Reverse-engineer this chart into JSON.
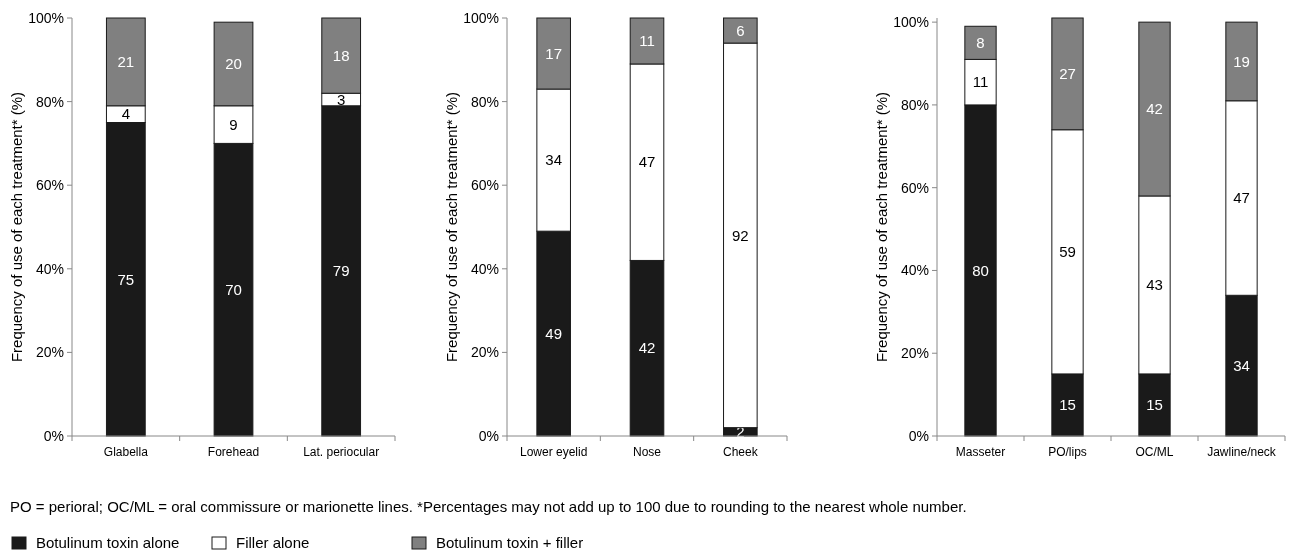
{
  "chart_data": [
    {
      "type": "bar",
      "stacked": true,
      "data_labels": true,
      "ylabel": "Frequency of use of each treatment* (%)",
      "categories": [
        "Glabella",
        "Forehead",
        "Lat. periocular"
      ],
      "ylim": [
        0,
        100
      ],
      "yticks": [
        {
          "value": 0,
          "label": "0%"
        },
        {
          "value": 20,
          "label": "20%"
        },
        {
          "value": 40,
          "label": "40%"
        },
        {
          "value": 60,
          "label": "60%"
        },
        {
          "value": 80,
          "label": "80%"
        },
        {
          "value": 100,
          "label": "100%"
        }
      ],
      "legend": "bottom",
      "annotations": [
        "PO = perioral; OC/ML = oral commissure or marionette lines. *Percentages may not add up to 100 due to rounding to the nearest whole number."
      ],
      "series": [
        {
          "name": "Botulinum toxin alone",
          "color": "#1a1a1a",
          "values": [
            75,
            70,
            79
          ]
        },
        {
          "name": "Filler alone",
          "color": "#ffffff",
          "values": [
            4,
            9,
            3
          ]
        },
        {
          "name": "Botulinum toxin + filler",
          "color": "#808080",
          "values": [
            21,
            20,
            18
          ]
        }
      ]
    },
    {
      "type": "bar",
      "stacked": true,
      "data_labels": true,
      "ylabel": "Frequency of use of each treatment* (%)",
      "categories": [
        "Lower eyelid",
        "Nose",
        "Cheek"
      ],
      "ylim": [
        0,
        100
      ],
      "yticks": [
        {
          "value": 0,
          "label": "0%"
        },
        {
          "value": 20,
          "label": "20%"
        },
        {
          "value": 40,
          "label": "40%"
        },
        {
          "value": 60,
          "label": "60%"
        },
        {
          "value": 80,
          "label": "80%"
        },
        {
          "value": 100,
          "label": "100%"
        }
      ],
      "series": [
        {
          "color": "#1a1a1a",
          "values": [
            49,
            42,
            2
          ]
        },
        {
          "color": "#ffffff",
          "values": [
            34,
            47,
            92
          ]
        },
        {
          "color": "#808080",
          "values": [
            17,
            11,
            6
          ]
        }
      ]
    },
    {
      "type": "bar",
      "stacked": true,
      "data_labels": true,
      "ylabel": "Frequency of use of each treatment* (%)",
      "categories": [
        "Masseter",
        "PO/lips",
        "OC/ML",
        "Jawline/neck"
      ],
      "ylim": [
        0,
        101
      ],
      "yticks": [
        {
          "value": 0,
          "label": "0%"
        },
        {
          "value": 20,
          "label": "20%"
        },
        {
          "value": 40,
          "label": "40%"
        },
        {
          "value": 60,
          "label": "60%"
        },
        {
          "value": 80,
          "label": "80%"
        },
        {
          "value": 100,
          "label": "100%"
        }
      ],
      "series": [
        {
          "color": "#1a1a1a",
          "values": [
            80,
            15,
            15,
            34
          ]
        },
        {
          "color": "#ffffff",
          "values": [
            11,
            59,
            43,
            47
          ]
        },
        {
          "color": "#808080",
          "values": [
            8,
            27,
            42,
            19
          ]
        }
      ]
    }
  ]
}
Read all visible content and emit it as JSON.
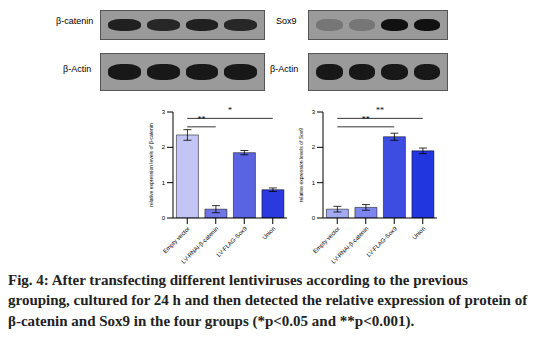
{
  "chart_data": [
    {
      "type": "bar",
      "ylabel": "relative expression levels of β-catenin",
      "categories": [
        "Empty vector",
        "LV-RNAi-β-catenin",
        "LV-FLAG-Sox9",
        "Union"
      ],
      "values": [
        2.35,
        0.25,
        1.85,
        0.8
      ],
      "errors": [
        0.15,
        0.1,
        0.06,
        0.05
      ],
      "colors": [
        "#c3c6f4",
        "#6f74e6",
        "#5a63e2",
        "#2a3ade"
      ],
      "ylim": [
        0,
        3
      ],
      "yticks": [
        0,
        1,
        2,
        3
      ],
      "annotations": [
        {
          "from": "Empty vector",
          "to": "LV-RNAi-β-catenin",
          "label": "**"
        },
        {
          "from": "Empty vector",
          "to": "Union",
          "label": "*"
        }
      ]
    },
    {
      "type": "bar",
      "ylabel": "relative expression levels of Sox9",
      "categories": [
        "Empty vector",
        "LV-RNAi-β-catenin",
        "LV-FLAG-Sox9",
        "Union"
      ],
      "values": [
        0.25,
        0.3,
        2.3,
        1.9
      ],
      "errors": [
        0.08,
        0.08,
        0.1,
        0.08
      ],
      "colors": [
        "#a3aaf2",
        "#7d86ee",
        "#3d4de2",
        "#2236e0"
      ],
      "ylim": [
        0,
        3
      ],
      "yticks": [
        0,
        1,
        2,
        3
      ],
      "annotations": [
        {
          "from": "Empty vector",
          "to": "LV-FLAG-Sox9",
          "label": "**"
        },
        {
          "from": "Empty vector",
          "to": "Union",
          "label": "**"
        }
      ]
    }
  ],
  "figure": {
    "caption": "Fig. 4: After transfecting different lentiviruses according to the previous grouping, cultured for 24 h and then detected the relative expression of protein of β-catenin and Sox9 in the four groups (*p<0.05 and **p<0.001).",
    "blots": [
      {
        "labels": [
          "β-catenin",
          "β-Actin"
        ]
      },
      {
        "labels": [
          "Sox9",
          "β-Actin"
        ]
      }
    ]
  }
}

__Task objective__.
For every line above, produce an exact transcription that omits the images.

__Expected output__.
Reverse-engineer this chart into JSON.
{
  "chart_data": [
    {
      "type": "bar",
      "stacked": true,
      "data_labels": true,
      "ylabel": "Frequency of use of each treatment* (%)",
      "categories": [
        "Glabella",
        "Forehead",
        "Lat. periocular"
      ],
      "ylim": [
        0,
        100
      ],
      "yticks": [
        {
          "value": 0,
          "label": "0%"
        },
        {
          "value": 20,
          "label": "20%"
        },
        {
          "value": 40,
          "label": "40%"
        },
        {
          "value": 60,
          "label": "60%"
        },
        {
          "value": 80,
          "label": "80%"
        },
        {
          "value": 100,
          "label": "100%"
        }
      ],
      "legend": "bottom",
      "annotations": [
        "PO = perioral; OC/ML = oral commissure or marionette lines. *Percentages may not add up to 100 due to rounding to the nearest whole number."
      ],
      "series": [
        {
          "name": "Botulinum toxin alone",
          "color": "#1a1a1a",
          "values": [
            75,
            70,
            79
          ]
        },
        {
          "name": "Filler alone",
          "color": "#ffffff",
          "values": [
            4,
            9,
            3
          ]
        },
        {
          "name": "Botulinum toxin + filler",
          "color": "#808080",
          "values": [
            21,
            20,
            18
          ]
        }
      ]
    },
    {
      "type": "bar",
      "stacked": true,
      "data_labels": true,
      "ylabel": "Frequency of use of each treatment* (%)",
      "categories": [
        "Lower eyelid",
        "Nose",
        "Cheek"
      ],
      "ylim": [
        0,
        100
      ],
      "yticks": [
        {
          "value": 0,
          "label": "0%"
        },
        {
          "value": 20,
          "label": "20%"
        },
        {
          "value": 40,
          "label": "40%"
        },
        {
          "value": 60,
          "label": "60%"
        },
        {
          "value": 80,
          "label": "80%"
        },
        {
          "value": 100,
          "label": "100%"
        }
      ],
      "series": [
        {
          "color": "#1a1a1a",
          "values": [
            49,
            42,
            2
          ]
        },
        {
          "color": "#ffffff",
          "values": [
            34,
            47,
            92
          ]
        },
        {
          "color": "#808080",
          "values": [
            17,
            11,
            6
          ]
        }
      ]
    },
    {
      "type": "bar",
      "stacked": true,
      "data_labels": true,
      "ylabel": "Frequency of use of each treatment* (%)",
      "categories": [
        "Masseter",
        "PO/lips",
        "OC/ML",
        "Jawline/neck"
      ],
      "ylim": [
        0,
        101
      ],
      "yticks": [
        {
          "value": 0,
          "label": "0%"
        },
        {
          "value": 20,
          "label": "20%"
        },
        {
          "value": 40,
          "label": "40%"
        },
        {
          "value": 60,
          "label": "60%"
        },
        {
          "value": 80,
          "label": "80%"
        },
        {
          "value": 100,
          "label": "100%"
        }
      ],
      "series": [
        {
          "color": "#1a1a1a",
          "values": [
            80,
            15,
            15,
            34
          ]
        },
        {
          "color": "#ffffff",
          "values": [
            11,
            59,
            43,
            47
          ]
        },
        {
          "color": "#808080",
          "values": [
            8,
            27,
            42,
            19
          ]
        }
      ]
    }
  ]
}
Read all visible content and emit it as JSON.
{
  "chart_data": [
    {
      "type": "bar",
      "ylabel": "relative expression levels of β-catenin",
      "categories": [
        "Empty vector",
        "LV-RNAi-β-catenin",
        "LV-FLAG-Sox9",
        "Union"
      ],
      "values": [
        2.35,
        0.25,
        1.85,
        0.8
      ],
      "errors": [
        0.15,
        0.1,
        0.06,
        0.05
      ],
      "colors": [
        "#c3c6f4",
        "#6f74e6",
        "#5a63e2",
        "#2a3ade"
      ],
      "ylim": [
        0,
        3
      ],
      "yticks": [
        0,
        1,
        2,
        3
      ],
      "annotations": [
        {
          "from": "Empty vector",
          "to": "LV-RNAi-β-catenin",
          "label": "**"
        },
        {
          "from": "Empty vector",
          "to": "Union",
          "label": "*"
        }
      ]
    },
    {
      "type": "bar",
      "ylabel": "relative expression levels of Sox9",
      "categories": [
        "Empty vector",
        "LV-RNAi-β-catenin",
        "LV-FLAG-Sox9",
        "Union"
      ],
      "values": [
        0.25,
        0.3,
        2.3,
        1.9
      ],
      "errors": [
        0.08,
        0.08,
        0.1,
        0.08
      ],
      "colors": [
        "#a3aaf2",
        "#7d86ee",
        "#3d4de2",
        "#2236e0"
      ],
      "ylim": [
        0,
        3
      ],
      "yticks": [
        0,
        1,
        2,
        3
      ],
      "annotations": [
        {
          "from": "Empty vector",
          "to": "LV-FLAG-Sox9",
          "label": "**"
        },
        {
          "from": "Empty vector",
          "to": "Union",
          "label": "**"
        }
      ]
    }
  ],
  "figure": {
    "caption": "Fig. 4: After transfecting different lentiviruses according to the previous grouping, cultured for 24 h and then detected the relative expression of protein of β-catenin and Sox9 in the four groups (*p<0.05 and **p<0.001).",
    "blots": [
      {
        "labels": [
          "β-catenin",
          "β-Actin"
        ]
      },
      {
        "labels": [
          "Sox9",
          "β-Actin"
        ]
      }
    ]
  }
}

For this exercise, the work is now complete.